_PROVIDED DATA_
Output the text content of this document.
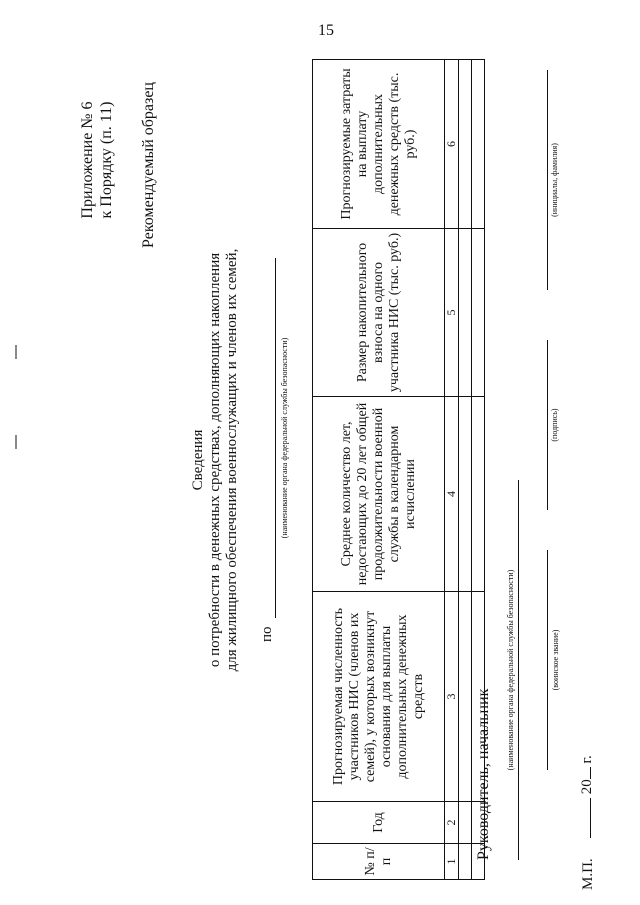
15
Приложение № 6 к Порядку (п. 11) Рекомендуемый образец
Сведения о потребности в денежных средствах, дополняющих накопления для жилищного обеспечения военнослужащих и членов их семей, по
(наименование органа федеральной службы безопасности)
№ п/п	Год	Прогнозируемая численность участников НИС (членов их семей), у которых возникнут основания для выплаты дополнительных денежных средств	Среднее количество лет, недостающих до 20 лет общей продолжительности военной службы в календарном исчислении	Размер накопительного взноса на одного участника НИС (тыс. руб.)	Прогнозируемые затраты на выплату дополнительных денежных средств (тыс. руб.)
1	2	3	4	5	6

Руководитель, начальник
(наименование органа федеральной службы безопасности)	(воинское звание)
(подпись)
(инициалы, фамилия)
20 г.
М.П.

_CHALLENGE_
Leave out the pictures and output the rest of the material exactly as written.

_EXERCISE SOLUTION_
Output the text content of this document.
15
Приложение № 6 к Порядку (п. 11) Рекомендуемый образец
Сведения о потребности в денежных средствах, дополняющих накопления для жилищного обеспечения военнослужащих и членов их семей, по
(наименование органа федеральной службы безопасности)
№ п/п	Год	Прогнозируемая численность участников НИС (членов их семей), у которых возникнут основания для выплаты дополнительных денежных средств	Среднее количество лет, недостающих до 20 лет общей продолжительности военной службы в календарном исчислении	Размер накопительного взноса на одного участника НИС (тыс. руб.)	Прогнозируемые затраты на выплату дополнительных денежных средств (тыс. руб.)
1	2	3	4	5	6

Руководитель, начальник
(наименование органа федеральной службы безопасности)	(воинское звание)
(подпись)
(инициалы, фамилия)
20 г.
М.П.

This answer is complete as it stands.